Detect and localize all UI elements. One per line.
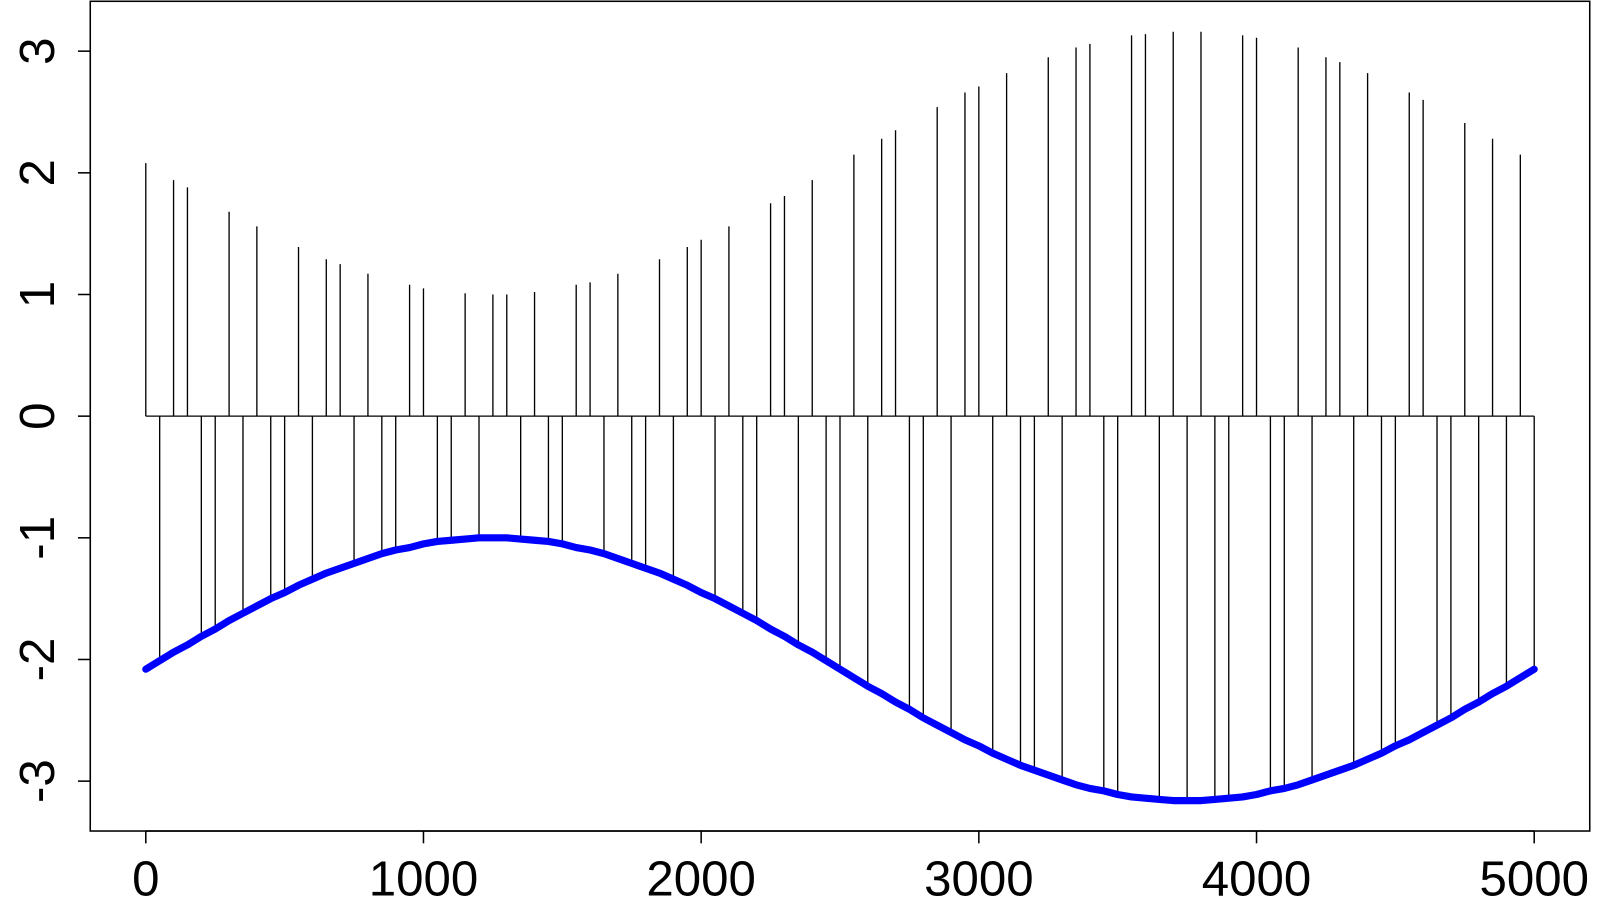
y-tick-label: 2 bbox=[10, 159, 65, 186]
envelope-line bbox=[142, 534, 1538, 805]
x-tick-label: 2000 bbox=[646, 851, 756, 900]
y-tick-label: -1 bbox=[10, 516, 65, 560]
x-tick-label: 1000 bbox=[369, 851, 479, 900]
x-tick-label: 5000 bbox=[1479, 851, 1588, 900]
x-tick-label: 0 bbox=[132, 851, 159, 900]
x-tick-label: 4000 bbox=[1202, 851, 1312, 900]
y-tick-label: 0 bbox=[10, 402, 65, 429]
y-tick-label: 1 bbox=[10, 281, 65, 308]
y-tick-label: -3 bbox=[10, 759, 65, 803]
y-tick-label: 3 bbox=[10, 37, 65, 64]
x-tick-label: 3000 bbox=[924, 851, 1034, 900]
y-tick-label: -2 bbox=[10, 638, 65, 682]
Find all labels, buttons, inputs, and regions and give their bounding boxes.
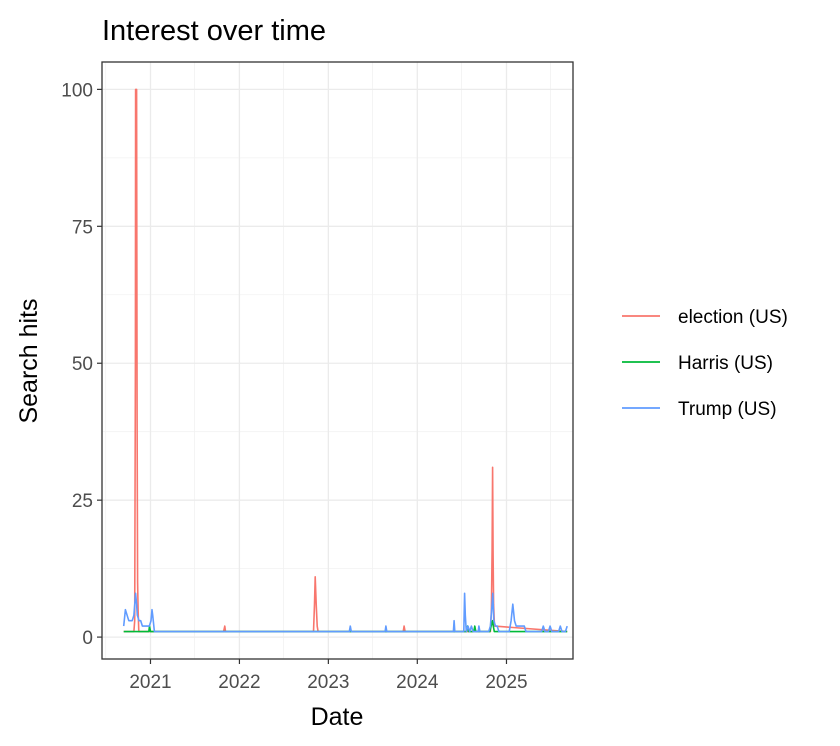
- series-line-2: [122, 592, 568, 633]
- y-tick-label: 100: [61, 80, 93, 101]
- x-axis-title: Date: [311, 703, 364, 731]
- x-tick-label: 2022: [218, 672, 260, 693]
- panel-border: [101, 61, 574, 660]
- x-tick-label: 2023: [307, 672, 349, 693]
- legend-label: election (US): [678, 307, 788, 328]
- series-layer: [122, 88, 568, 633]
- plot-panel: [101, 61, 574, 660]
- series-line-1: [123, 619, 568, 633]
- y-tick-label: 50: [72, 354, 93, 375]
- major-gridlines: [102, 62, 573, 659]
- x-tick-label: 2025: [485, 672, 527, 693]
- y-tick-label: 0: [82, 628, 93, 649]
- series-line-0: [123, 88, 568, 633]
- minor-gridlines: [102, 62, 573, 659]
- x-axis: 2021 2022 2023 2024 2025: [129, 659, 528, 693]
- chart-title: Interest over time: [102, 15, 326, 47]
- x-tick-label: 2021: [129, 672, 171, 693]
- y-tick-label: 25: [72, 491, 93, 512]
- x-tick-label: 2024: [396, 672, 439, 693]
- legend: election (US) Harris (US) Trump (US): [622, 307, 788, 420]
- panel-background: [102, 62, 573, 659]
- legend-label: Harris (US): [678, 353, 773, 374]
- y-tick-label: 75: [72, 217, 93, 238]
- y-axis-title: Search hits: [15, 298, 43, 423]
- legend-label: Trump (US): [678, 399, 777, 420]
- y-axis: 0 25 50 75 100: [61, 80, 102, 649]
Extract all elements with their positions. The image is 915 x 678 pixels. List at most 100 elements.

==========

WRITTEN REQUEST: Reproduce verbatim the lines of the data starting at the line containing "y-tick-label: 2 bbox=[10, 159, 65, 186]" and ending at the line containing "y-tick-label: -3 bbox=[10, 759, 65, 803]", including both of those lines.

THE OUTPUT:
y-tick-label: 2 bbox=[10, 159, 65, 186]
envelope-line bbox=[142, 534, 1538, 805]
x-tick-label: 2000 bbox=[646, 851, 756, 900]
y-tick-label: -1 bbox=[10, 516, 65, 560]
x-tick-label: 1000 bbox=[369, 851, 479, 900]
x-tick-label: 5000 bbox=[1479, 851, 1588, 900]
x-tick-label: 0 bbox=[132, 851, 159, 900]
x-tick-label: 4000 bbox=[1202, 851, 1312, 900]
y-tick-label: 0 bbox=[10, 402, 65, 429]
y-tick-label: 1 bbox=[10, 281, 65, 308]
y-tick-label: -3 bbox=[10, 759, 65, 803]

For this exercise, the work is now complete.